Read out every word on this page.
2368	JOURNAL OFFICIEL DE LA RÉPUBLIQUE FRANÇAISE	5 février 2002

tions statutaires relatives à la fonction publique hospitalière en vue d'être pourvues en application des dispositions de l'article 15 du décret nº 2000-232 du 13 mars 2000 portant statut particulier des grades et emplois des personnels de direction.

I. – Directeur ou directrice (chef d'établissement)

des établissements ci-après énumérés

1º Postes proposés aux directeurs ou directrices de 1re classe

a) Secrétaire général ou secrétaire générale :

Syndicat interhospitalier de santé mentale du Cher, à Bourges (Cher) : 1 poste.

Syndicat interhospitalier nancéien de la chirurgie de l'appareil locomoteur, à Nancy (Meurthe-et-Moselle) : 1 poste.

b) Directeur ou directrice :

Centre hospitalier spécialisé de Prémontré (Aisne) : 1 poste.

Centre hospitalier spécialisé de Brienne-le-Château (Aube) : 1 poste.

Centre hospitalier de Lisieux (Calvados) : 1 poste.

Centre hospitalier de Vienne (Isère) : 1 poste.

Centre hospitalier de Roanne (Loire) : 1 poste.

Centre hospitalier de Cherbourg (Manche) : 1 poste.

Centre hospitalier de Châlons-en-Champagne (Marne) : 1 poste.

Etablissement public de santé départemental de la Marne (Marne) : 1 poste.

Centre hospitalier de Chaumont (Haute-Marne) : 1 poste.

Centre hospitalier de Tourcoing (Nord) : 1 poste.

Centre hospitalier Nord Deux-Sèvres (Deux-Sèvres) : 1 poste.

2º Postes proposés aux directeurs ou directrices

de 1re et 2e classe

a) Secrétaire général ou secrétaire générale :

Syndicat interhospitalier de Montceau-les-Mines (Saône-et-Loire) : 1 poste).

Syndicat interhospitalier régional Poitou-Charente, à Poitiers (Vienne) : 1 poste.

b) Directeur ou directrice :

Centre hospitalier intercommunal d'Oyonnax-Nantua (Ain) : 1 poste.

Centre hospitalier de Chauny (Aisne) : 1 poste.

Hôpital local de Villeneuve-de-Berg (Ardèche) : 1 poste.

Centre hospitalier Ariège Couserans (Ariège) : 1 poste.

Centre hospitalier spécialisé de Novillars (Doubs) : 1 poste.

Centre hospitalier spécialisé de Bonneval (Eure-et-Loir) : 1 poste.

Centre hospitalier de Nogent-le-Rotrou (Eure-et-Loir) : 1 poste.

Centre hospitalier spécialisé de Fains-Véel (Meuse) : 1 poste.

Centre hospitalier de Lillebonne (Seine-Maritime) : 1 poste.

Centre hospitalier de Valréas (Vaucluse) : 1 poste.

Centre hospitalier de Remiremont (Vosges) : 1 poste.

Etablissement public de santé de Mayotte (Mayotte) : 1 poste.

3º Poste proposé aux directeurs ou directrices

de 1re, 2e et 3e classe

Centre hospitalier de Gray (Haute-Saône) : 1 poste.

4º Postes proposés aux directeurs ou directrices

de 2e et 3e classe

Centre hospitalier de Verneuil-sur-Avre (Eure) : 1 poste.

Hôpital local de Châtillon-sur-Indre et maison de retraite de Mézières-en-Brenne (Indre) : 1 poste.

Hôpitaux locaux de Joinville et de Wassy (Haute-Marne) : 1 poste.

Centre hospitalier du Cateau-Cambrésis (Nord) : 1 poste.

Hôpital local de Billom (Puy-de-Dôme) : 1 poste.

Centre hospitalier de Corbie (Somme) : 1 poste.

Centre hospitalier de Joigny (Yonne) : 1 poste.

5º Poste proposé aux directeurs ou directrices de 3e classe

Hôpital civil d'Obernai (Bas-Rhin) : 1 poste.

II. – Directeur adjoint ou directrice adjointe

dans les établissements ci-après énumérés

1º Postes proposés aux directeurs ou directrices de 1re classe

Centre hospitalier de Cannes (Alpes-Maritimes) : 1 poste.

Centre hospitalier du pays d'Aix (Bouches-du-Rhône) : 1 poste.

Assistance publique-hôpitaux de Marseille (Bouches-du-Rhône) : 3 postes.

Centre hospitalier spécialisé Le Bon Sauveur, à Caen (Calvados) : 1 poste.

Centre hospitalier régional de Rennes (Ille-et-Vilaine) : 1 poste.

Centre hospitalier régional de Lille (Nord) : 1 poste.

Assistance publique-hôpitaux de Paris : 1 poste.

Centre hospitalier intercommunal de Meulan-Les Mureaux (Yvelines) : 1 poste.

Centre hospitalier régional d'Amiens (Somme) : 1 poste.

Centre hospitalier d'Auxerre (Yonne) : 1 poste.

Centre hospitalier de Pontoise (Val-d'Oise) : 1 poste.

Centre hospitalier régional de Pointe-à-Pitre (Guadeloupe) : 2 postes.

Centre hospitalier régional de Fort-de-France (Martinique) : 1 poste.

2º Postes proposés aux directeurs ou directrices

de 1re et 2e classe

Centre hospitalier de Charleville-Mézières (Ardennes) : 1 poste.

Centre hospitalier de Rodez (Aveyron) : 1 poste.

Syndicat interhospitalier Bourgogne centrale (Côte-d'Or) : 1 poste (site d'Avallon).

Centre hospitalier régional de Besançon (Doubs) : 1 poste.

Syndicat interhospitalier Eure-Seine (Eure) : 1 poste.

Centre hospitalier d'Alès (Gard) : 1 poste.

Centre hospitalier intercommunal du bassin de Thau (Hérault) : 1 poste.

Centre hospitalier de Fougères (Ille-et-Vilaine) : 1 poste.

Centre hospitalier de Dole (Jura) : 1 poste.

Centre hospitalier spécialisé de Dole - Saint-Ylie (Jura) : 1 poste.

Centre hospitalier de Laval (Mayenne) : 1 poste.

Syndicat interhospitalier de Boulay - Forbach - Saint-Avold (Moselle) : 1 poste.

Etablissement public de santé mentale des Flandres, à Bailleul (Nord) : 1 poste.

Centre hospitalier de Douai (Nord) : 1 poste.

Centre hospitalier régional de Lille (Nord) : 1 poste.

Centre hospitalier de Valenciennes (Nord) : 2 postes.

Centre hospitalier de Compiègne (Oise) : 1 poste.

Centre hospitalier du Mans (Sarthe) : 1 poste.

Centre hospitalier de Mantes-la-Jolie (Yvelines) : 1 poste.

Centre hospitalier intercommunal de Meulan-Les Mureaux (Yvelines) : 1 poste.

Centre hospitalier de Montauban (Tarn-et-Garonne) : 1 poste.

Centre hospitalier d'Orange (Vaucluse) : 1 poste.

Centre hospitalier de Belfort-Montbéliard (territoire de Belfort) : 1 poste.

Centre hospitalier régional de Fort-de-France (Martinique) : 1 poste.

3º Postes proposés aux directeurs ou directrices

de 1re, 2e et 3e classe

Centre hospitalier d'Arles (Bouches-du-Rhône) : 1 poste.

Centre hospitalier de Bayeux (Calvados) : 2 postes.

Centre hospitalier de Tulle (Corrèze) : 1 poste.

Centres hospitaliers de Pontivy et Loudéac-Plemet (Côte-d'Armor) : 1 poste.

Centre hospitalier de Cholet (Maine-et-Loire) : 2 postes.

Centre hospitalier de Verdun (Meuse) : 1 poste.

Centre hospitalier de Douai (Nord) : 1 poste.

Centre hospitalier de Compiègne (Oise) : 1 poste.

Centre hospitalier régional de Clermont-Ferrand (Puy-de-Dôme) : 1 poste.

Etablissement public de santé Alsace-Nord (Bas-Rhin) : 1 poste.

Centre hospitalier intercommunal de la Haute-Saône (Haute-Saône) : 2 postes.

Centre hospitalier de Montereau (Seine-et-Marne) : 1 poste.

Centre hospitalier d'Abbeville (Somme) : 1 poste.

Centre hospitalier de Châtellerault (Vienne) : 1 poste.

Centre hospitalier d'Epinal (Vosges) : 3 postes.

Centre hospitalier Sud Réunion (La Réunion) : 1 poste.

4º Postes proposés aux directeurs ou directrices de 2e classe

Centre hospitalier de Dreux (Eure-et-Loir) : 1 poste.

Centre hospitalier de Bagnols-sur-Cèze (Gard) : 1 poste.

----

Which lines above contain the word "énumérés"? Copy each of them.

des établissements ci-après énumérés
dans les établissements ci-après énumérés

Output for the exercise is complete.